§ What the exercise asks
Copy out every one of the records below word for word, leaving out the pictures.

§ Data provided
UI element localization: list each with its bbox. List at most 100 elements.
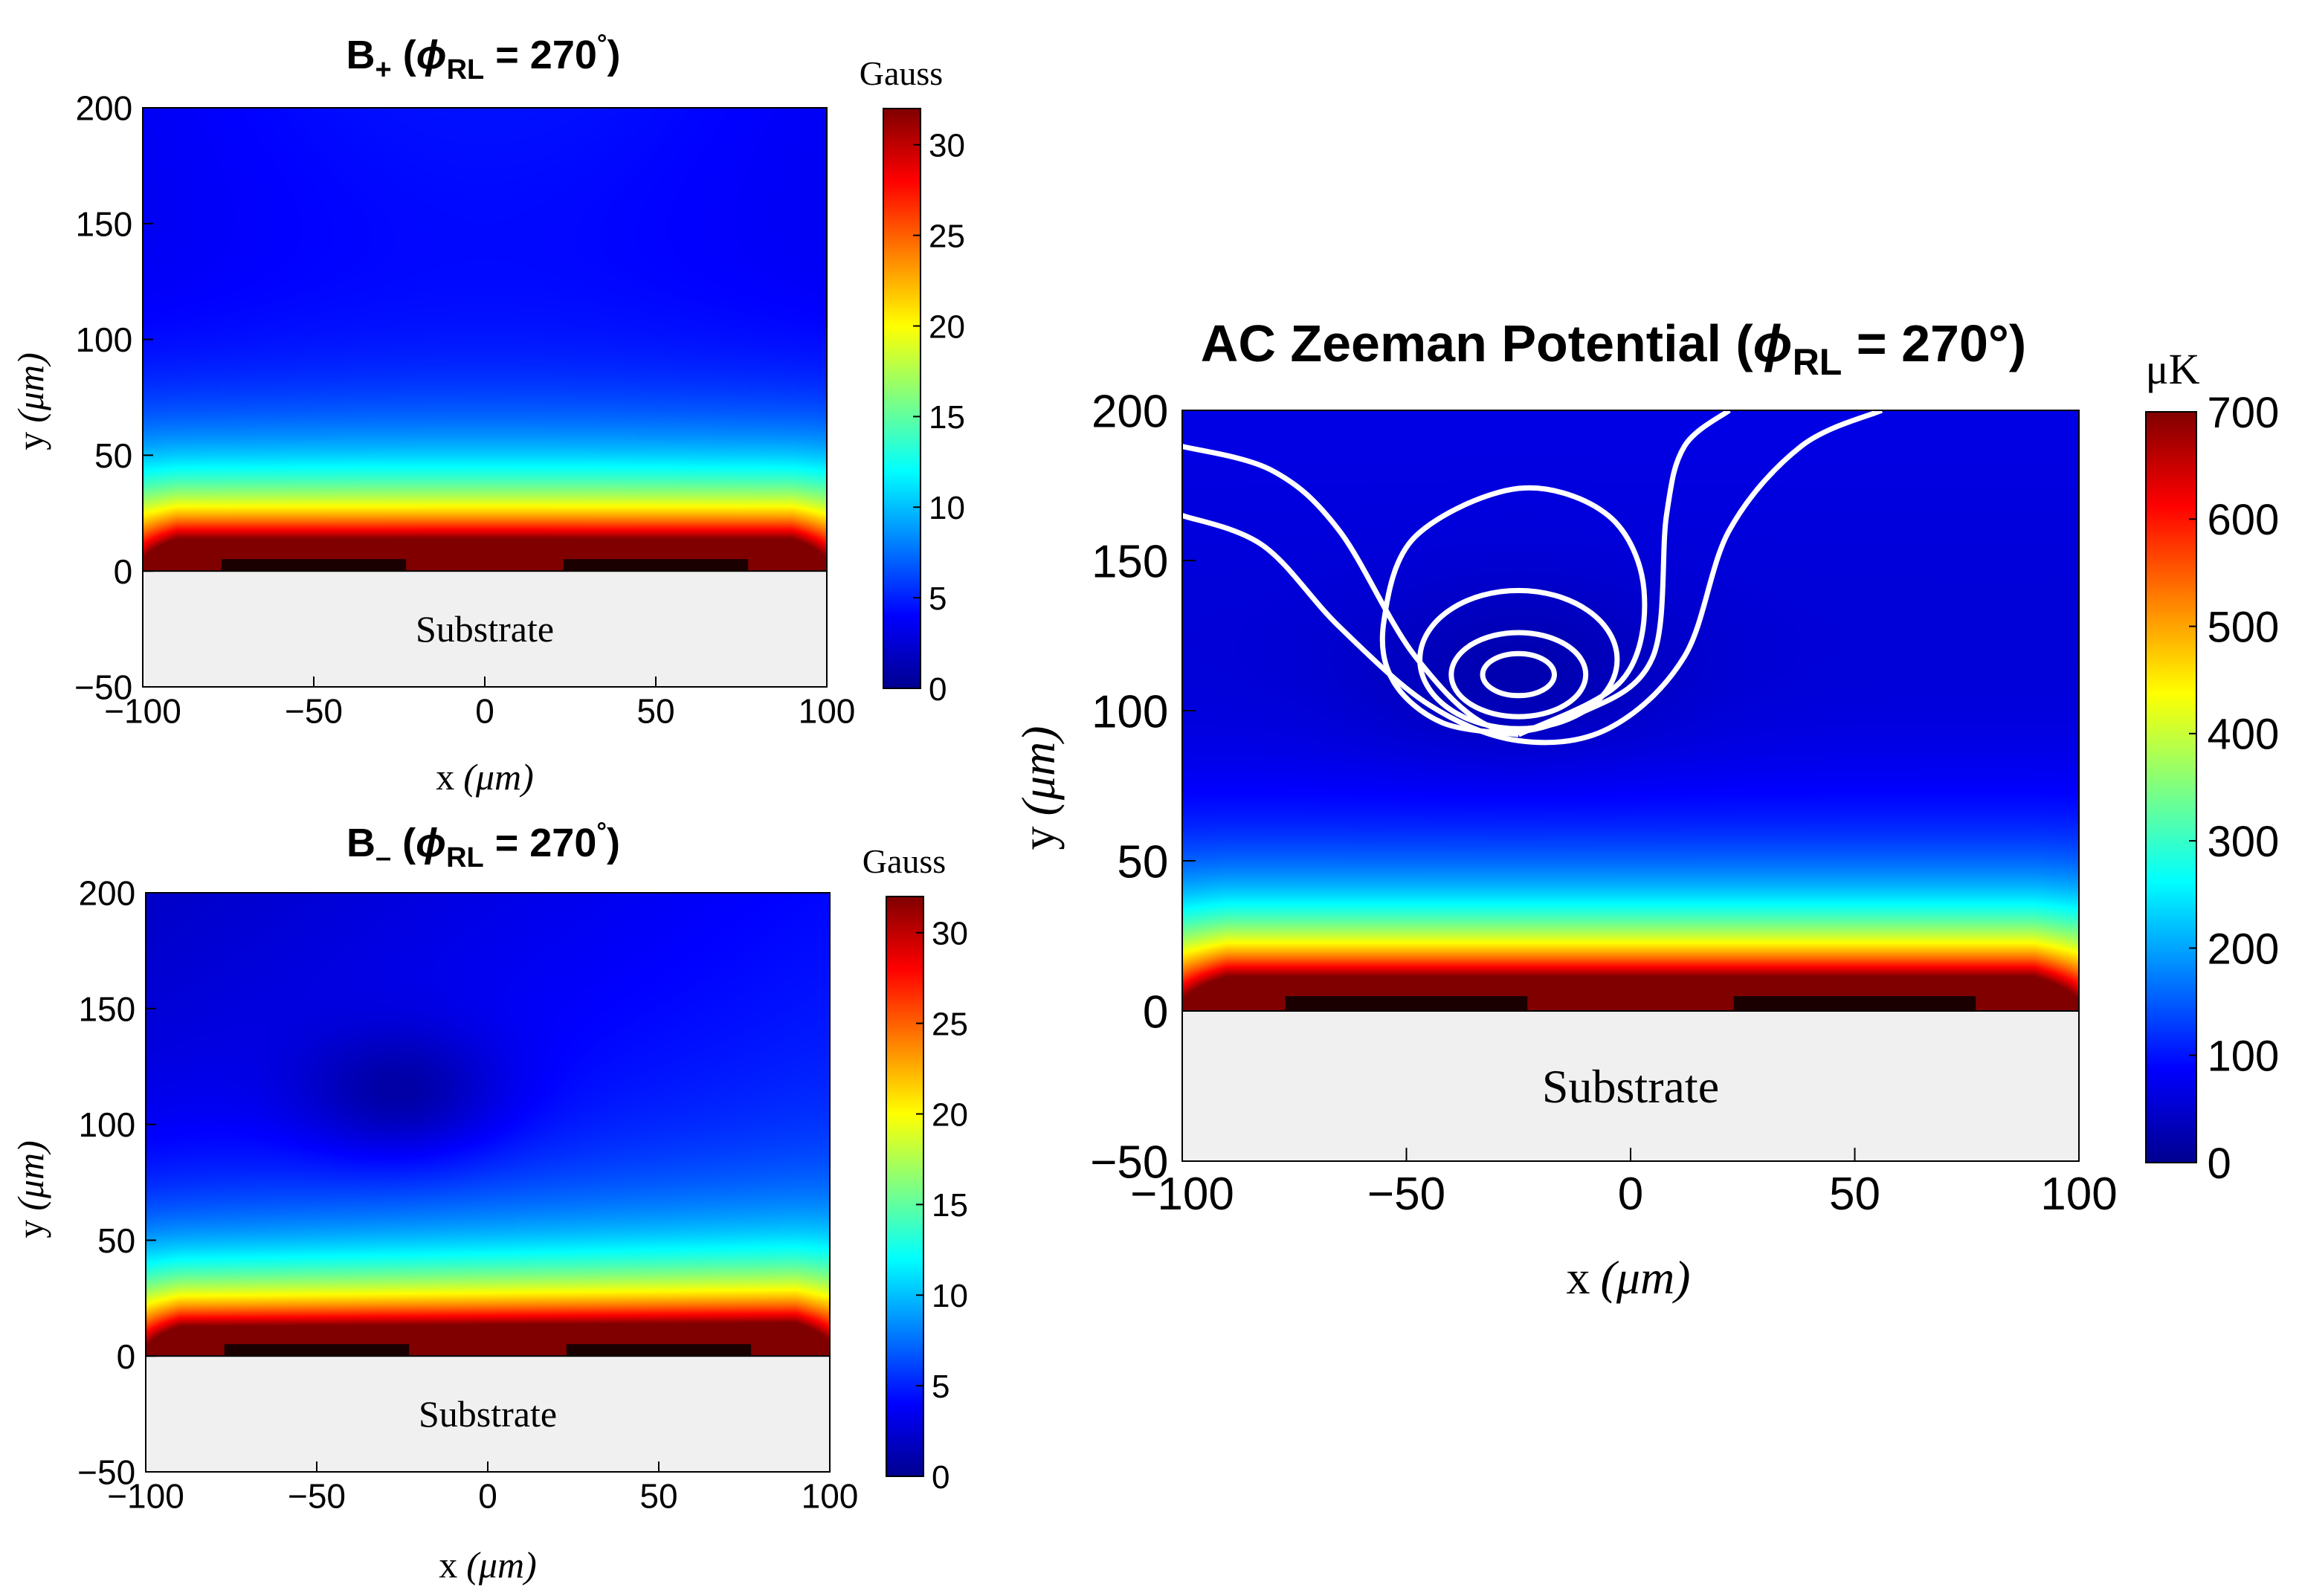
wire-group: [221, 559, 749, 572]
colorbar-tick-label: 100: [2208, 1033, 2280, 1081]
b-plus-panel: B+ (ϕRL = 270°) Substrate −100 −50 0 50 100 …: [10, 30, 965, 798]
colorbar-label: Gauss: [863, 842, 946, 880]
x-tick-label: 100: [799, 691, 856, 730]
wire: [224, 1344, 410, 1357]
x-tick-label: 100: [802, 1476, 859, 1515]
substrate-label: Substrate: [419, 1393, 557, 1435]
colorbar-tick-label: 15: [932, 1187, 968, 1224]
y-tick-label: 0: [114, 552, 133, 591]
x-tick-label: 0: [478, 1476, 497, 1515]
colorbar: [886, 896, 924, 1477]
colorbar-tick-label: 500: [2208, 603, 2280, 651]
colorbar-tick-label: 400: [2208, 711, 2280, 759]
y-axis-label: y(μm): [1012, 726, 1065, 850]
colorbar-label: μK: [2146, 345, 2200, 393]
y-axis-label: y(μm): [10, 1140, 51, 1238]
x-axis: −100 −50 0 50 100: [104, 676, 855, 730]
x-tick-label: 100: [2040, 1169, 2117, 1220]
b-minus-panel: B– (ϕRL = 270°) Substrate −100 −50 0 50 100 …: [10, 818, 968, 1586]
x-tick-label: −100: [1130, 1169, 1234, 1220]
contour-line: [1182, 410, 1731, 734]
y-tick-label: 0: [117, 1337, 136, 1376]
y-tick-label: 150: [1092, 536, 1168, 587]
x-axis: −100 −50 0 50 100: [107, 1461, 858, 1515]
contour-line: [1182, 410, 1883, 746]
ac-zeeman-panel: AC Zeeman Potential (ϕRL = 270°) Substra…: [1012, 314, 2279, 1304]
x-axis-label: x (μm): [436, 756, 534, 798]
y-tick-label: 50: [94, 436, 132, 475]
y-axis: −50 0 50 100 150 200: [74, 89, 153, 707]
substrate-region: [142, 570, 828, 688]
colorbar-tick-label: 30: [932, 916, 968, 952]
wire: [1285, 996, 1528, 1011]
x-tick-label: −50: [285, 691, 343, 730]
colorbar-ticks: 0 100 200 300 400 500 600 700: [2189, 389, 2279, 1188]
y-tick-label: 200: [75, 89, 132, 128]
x-tick-label: 50: [639, 1476, 677, 1515]
heatmap-image: [1182, 410, 2079, 1011]
x-tick-label: 50: [636, 691, 674, 730]
colorbar-tick-label: 0: [2208, 1140, 2231, 1188]
colorbar-tick-label: 600: [2208, 496, 2280, 544]
colorbar-tick-label: 5: [932, 1369, 950, 1405]
substrate-region: [145, 1355, 831, 1473]
substrate-label: Substrate: [416, 608, 554, 650]
contour-line: [1379, 485, 1648, 737]
colorbar-tick-label: 10: [929, 490, 965, 526]
contour-line: [1480, 650, 1557, 699]
y-axis: −50 0 50 100 150 200: [1090, 386, 1196, 1188]
x-tick-label: −100: [104, 691, 181, 730]
y-tick-label: 200: [1092, 386, 1168, 437]
x-axis-label: x (μm): [439, 1544, 537, 1586]
colorbar-label: Gauss: [860, 54, 943, 92]
heatmap-canvas: [143, 108, 827, 572]
colorbar-tick-label: 5: [929, 581, 947, 617]
colorbar-tick-label: 20: [929, 308, 965, 345]
heatmap-image: [143, 108, 827, 572]
y-tick-label: 100: [78, 1105, 135, 1144]
y-tick-label: 150: [78, 989, 135, 1028]
x-tick-label: −50: [288, 1476, 346, 1515]
colorbar-tick-label: 15: [929, 399, 965, 436]
heatmap-canvas: [146, 893, 830, 1357]
colorbar-tick-label: 0: [929, 671, 947, 708]
wire: [566, 1344, 752, 1357]
y-tick-label: −50: [74, 668, 132, 707]
y-axis: −50 0 50 100 150 200: [77, 874, 156, 1492]
substrate-label: Substrate: [1542, 1060, 1719, 1113]
x-tick-label: −100: [107, 1476, 184, 1515]
potential-contours: [1182, 410, 1883, 746]
colorbar-tick-label: 0: [932, 1459, 950, 1496]
wire: [221, 559, 407, 572]
substrate-region: [1181, 1010, 2080, 1162]
x-tick-label: 0: [475, 691, 494, 730]
colorbar-tick-label: 700: [2208, 389, 2280, 437]
x-axis: −100 −50 0 50 100: [1130, 1148, 2118, 1220]
colorbar-tick-label: 300: [2208, 818, 2280, 866]
y-tick-label: 200: [78, 874, 135, 913]
x-tick-label: −50: [1367, 1169, 1445, 1220]
y-tick-label: 100: [1092, 686, 1168, 737]
wire-group: [1285, 996, 1976, 1011]
colorbar: [2145, 411, 2197, 1163]
wire: [563, 559, 749, 572]
colorbar-tick-label: 10: [932, 1278, 968, 1314]
y-tick-label: 150: [75, 204, 132, 243]
y-tick-label: 50: [97, 1221, 135, 1260]
x-tick-label: 0: [1618, 1169, 1643, 1220]
panel-title: B+ (ϕRL = 270°): [346, 30, 621, 85]
y-tick-label: 100: [75, 320, 132, 359]
colorbar-tick-label: 25: [932, 1006, 968, 1042]
colorbar-tick-label: 200: [2208, 925, 2280, 973]
panel-title: B– (ϕRL = 270°): [346, 818, 620, 873]
colorbar-tick-label: 30: [929, 128, 965, 164]
heatmap-canvas: [1182, 410, 2079, 1011]
x-tick-label: 50: [1829, 1169, 1880, 1220]
heatmap-image: [146, 893, 830, 1357]
colorbar-tick-label: 20: [932, 1096, 968, 1133]
panel-title: AC Zeeman Potential (ϕRL = 270°): [1201, 314, 2026, 383]
y-tick-label: 50: [1117, 836, 1168, 888]
colorbar: [883, 108, 921, 689]
colorbar-tick-label: 25: [929, 218, 965, 254]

§ Answer to this task
UI element localization: list each with its bbox. List at most 100 elements.
wire-group: [221, 559, 749, 572]
colorbar-tick-label: 100: [2208, 1033, 2280, 1081]
b-plus-panel: B+ (ϕRL = 270°) Substrate −100 −50 0 50 100 …: [10, 30, 965, 798]
colorbar-label: Gauss: [863, 842, 946, 880]
x-tick-label: 100: [799, 691, 856, 730]
wire: [224, 1344, 410, 1357]
x-tick-label: 100: [802, 1476, 859, 1515]
substrate-label: Substrate: [419, 1393, 557, 1435]
colorbar-tick-label: 15: [932, 1187, 968, 1224]
y-tick-label: 0: [114, 552, 133, 591]
x-tick-label: 0: [478, 1476, 497, 1515]
colorbar: [886, 896, 924, 1477]
colorbar-tick-label: 500: [2208, 603, 2280, 651]
colorbar-tick-label: 400: [2208, 711, 2280, 759]
y-axis-label: y(μm): [1012, 726, 1065, 850]
colorbar-label: μK: [2146, 345, 2200, 393]
y-axis-label: y(μm): [10, 1140, 51, 1238]
x-axis: −100 −50 0 50 100: [104, 676, 855, 730]
x-tick-label: 100: [2040, 1169, 2117, 1220]
b-minus-panel: B– (ϕRL = 270°) Substrate −100 −50 0 50 100 …: [10, 818, 968, 1586]
x-tick-label: −100: [1130, 1169, 1234, 1220]
contour-line: [1182, 410, 1731, 734]
y-tick-label: 0: [117, 1337, 136, 1376]
y-tick-label: 150: [1092, 536, 1168, 587]
x-axis: −100 −50 0 50 100: [107, 1461, 858, 1515]
contour-line: [1182, 410, 1883, 746]
ac-zeeman-panel: AC Zeeman Potential (ϕRL = 270°) Substra…: [1012, 314, 2279, 1304]
x-axis-label: x (μm): [436, 756, 534, 798]
y-tick-label: 50: [94, 436, 132, 475]
y-axis: −50 0 50 100 150 200: [74, 89, 153, 707]
substrate-region: [142, 570, 828, 688]
colorbar-tick-label: 30: [932, 916, 968, 952]
wire: [1285, 996, 1528, 1011]
x-tick-label: −50: [285, 691, 343, 730]
colorbar-ticks: 0 100 200 300 400 500 600 700: [2189, 389, 2279, 1188]
y-tick-label: 200: [75, 89, 132, 128]
x-tick-label: 50: [639, 1476, 677, 1515]
heatmap-image: [1182, 410, 2079, 1011]
x-tick-label: 50: [636, 691, 674, 730]
colorbar-tick-label: 0: [2208, 1140, 2231, 1188]
colorbar-tick-label: 600: [2208, 496, 2280, 544]
colorbar-tick-label: 5: [932, 1369, 950, 1405]
substrate-region: [145, 1355, 831, 1473]
substrate-label: Substrate: [416, 608, 554, 650]
contour-line: [1379, 485, 1648, 737]
colorbar-tick-label: 10: [929, 490, 965, 526]
contour-line: [1480, 650, 1557, 699]
y-axis: −50 0 50 100 150 200: [1090, 386, 1196, 1188]
x-tick-label: −100: [104, 691, 181, 730]
y-tick-label: 200: [1092, 386, 1168, 437]
x-axis-label: x (μm): [439, 1544, 537, 1586]
colorbar-label: Gauss: [860, 54, 943, 92]
heatmap-canvas: [143, 108, 827, 572]
colorbar-tick-label: 5: [929, 581, 947, 617]
colorbar-tick-label: 20: [929, 308, 965, 345]
heatmap-image: [143, 108, 827, 572]
y-tick-label: 100: [78, 1105, 135, 1144]
y-tick-label: 150: [78, 989, 135, 1028]
x-tick-label: −50: [288, 1476, 346, 1515]
colorbar-tick-label: 15: [929, 399, 965, 436]
heatmap-canvas: [146, 893, 830, 1357]
colorbar-tick-label: 0: [929, 671, 947, 708]
wire: [566, 1344, 752, 1357]
y-tick-label: −50: [74, 668, 132, 707]
y-axis: −50 0 50 100 150 200: [77, 874, 156, 1492]
substrate-label: Substrate: [1542, 1060, 1719, 1113]
x-tick-label: −100: [107, 1476, 184, 1515]
potential-contours: [1182, 410, 1883, 746]
colorbar-tick-label: 0: [932, 1459, 950, 1496]
wire: [221, 559, 407, 572]
substrate-region: [1181, 1010, 2080, 1162]
x-tick-label: 0: [475, 691, 494, 730]
colorbar-tick-label: 700: [2208, 389, 2280, 437]
x-axis: −100 −50 0 50 100: [1130, 1148, 2118, 1220]
colorbar-tick-label: 300: [2208, 818, 2280, 866]
y-tick-label: 200: [78, 874, 135, 913]
x-tick-label: −50: [1367, 1169, 1445, 1220]
y-tick-label: 100: [1092, 686, 1168, 737]
wire-group: [1285, 996, 1976, 1011]
colorbar: [2145, 411, 2197, 1163]
wire: [563, 559, 749, 572]
colorbar-tick-label: 10: [932, 1278, 968, 1314]
y-tick-label: 150: [75, 204, 132, 243]
y-tick-label: 50: [97, 1221, 135, 1260]
x-tick-label: 0: [1618, 1169, 1643, 1220]
panel-title: B+ (ϕRL = 270°): [346, 30, 621, 85]
y-tick-label: 100: [75, 320, 132, 359]
colorbar-tick-label: 25: [932, 1006, 968, 1042]
colorbar-tick-label: 200: [2208, 925, 2280, 973]
panel-title: B– (ϕRL = 270°): [346, 818, 620, 873]
colorbar-tick-label: 30: [929, 128, 965, 164]
heatmap-canvas: [1182, 410, 2079, 1011]
x-tick-label: 50: [1829, 1169, 1880, 1220]
heatmap-image: [146, 893, 830, 1357]
colorbar-tick-label: 20: [932, 1096, 968, 1133]
panel-title: AC Zeeman Potential (ϕRL = 270°): [1201, 314, 2026, 383]
y-tick-label: 50: [1117, 836, 1168, 888]
colorbar: [883, 108, 921, 689]
colorbar-tick-label: 25: [929, 218, 965, 254]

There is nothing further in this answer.